To be done: Collect all lines below with the string "Liczba".

Recorded data:
::::::::::

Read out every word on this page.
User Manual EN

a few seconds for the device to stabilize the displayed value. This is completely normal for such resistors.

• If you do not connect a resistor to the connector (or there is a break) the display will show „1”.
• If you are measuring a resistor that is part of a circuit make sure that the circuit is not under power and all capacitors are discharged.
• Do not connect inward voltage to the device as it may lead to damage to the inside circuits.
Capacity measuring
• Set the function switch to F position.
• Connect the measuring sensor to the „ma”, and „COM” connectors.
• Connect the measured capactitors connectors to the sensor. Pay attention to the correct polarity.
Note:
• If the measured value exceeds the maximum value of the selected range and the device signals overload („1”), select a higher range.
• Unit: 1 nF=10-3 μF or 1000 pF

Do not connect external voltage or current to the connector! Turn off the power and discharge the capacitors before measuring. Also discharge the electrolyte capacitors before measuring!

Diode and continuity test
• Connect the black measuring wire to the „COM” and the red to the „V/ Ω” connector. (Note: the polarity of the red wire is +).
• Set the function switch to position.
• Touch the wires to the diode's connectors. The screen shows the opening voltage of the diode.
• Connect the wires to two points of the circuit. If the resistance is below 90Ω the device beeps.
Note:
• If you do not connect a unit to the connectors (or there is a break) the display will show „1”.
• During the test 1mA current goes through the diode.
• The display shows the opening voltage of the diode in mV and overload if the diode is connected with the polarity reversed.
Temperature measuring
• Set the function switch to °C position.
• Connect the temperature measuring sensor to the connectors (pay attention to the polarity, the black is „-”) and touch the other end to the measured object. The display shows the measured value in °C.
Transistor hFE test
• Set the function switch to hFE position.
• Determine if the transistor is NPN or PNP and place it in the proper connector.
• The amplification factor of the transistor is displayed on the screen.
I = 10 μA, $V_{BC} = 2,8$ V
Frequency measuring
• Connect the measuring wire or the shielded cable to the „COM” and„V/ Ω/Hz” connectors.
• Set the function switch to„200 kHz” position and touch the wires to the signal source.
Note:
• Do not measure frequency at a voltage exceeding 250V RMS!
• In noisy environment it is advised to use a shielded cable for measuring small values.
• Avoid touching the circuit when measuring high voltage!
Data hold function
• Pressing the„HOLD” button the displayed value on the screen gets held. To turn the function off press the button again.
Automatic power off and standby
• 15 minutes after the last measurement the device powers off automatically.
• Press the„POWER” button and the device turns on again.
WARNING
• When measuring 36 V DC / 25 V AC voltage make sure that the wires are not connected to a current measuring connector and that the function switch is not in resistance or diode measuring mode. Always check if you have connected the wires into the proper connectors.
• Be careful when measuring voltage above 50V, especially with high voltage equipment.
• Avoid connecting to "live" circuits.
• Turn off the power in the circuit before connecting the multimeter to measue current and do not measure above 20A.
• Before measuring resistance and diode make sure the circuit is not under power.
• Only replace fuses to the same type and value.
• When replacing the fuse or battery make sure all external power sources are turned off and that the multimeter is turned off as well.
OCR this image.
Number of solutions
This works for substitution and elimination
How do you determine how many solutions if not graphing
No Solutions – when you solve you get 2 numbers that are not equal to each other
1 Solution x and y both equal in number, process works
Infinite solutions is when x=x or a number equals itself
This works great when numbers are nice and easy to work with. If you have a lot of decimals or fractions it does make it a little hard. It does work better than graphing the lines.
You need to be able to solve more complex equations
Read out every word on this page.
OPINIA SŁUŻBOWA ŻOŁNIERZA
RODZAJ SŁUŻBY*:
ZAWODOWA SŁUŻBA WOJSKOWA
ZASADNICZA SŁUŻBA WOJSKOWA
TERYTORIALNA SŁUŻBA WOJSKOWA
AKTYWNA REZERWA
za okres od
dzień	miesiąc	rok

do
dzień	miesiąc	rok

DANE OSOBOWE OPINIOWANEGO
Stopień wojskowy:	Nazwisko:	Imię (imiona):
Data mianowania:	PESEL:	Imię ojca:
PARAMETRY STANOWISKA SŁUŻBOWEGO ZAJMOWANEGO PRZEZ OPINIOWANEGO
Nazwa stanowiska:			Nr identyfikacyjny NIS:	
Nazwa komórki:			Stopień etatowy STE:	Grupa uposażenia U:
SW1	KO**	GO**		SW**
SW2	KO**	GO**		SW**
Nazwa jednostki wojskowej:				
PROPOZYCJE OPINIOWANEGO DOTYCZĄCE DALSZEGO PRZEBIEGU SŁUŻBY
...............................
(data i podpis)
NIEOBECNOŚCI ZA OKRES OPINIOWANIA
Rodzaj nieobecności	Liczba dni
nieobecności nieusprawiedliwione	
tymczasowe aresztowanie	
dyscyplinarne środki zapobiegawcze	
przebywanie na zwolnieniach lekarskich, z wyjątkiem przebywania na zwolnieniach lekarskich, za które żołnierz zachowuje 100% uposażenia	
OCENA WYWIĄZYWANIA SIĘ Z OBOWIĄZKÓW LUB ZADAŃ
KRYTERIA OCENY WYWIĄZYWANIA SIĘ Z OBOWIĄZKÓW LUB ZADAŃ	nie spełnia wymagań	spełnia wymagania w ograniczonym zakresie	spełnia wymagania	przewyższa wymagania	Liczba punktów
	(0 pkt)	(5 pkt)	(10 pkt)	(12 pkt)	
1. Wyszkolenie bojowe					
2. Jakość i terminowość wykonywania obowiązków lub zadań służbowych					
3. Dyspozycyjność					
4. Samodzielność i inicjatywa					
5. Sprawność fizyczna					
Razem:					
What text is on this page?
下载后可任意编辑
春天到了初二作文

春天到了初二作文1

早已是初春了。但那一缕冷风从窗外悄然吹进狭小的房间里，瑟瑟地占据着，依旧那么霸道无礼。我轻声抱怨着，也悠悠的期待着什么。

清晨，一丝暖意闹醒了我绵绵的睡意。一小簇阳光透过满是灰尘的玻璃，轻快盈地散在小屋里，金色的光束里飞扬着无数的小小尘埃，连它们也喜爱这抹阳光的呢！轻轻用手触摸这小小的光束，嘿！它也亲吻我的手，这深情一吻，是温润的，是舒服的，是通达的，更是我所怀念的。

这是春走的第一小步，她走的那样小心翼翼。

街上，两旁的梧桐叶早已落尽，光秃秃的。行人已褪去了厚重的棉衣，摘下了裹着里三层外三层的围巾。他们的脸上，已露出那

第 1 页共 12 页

::::::::::

Written response:
Rodzaj nieobecności	Liczba dni
KRYTERIA OCENY WYWIĄZYWANIA SIĘ Z OBOWIĄZKÓW LUB ZADAŃ	nie spełnia wymagań	spełnia wymagania w ograniczonym zakresie	spełnia wymagania	przewyższa wymagania	Liczba punktów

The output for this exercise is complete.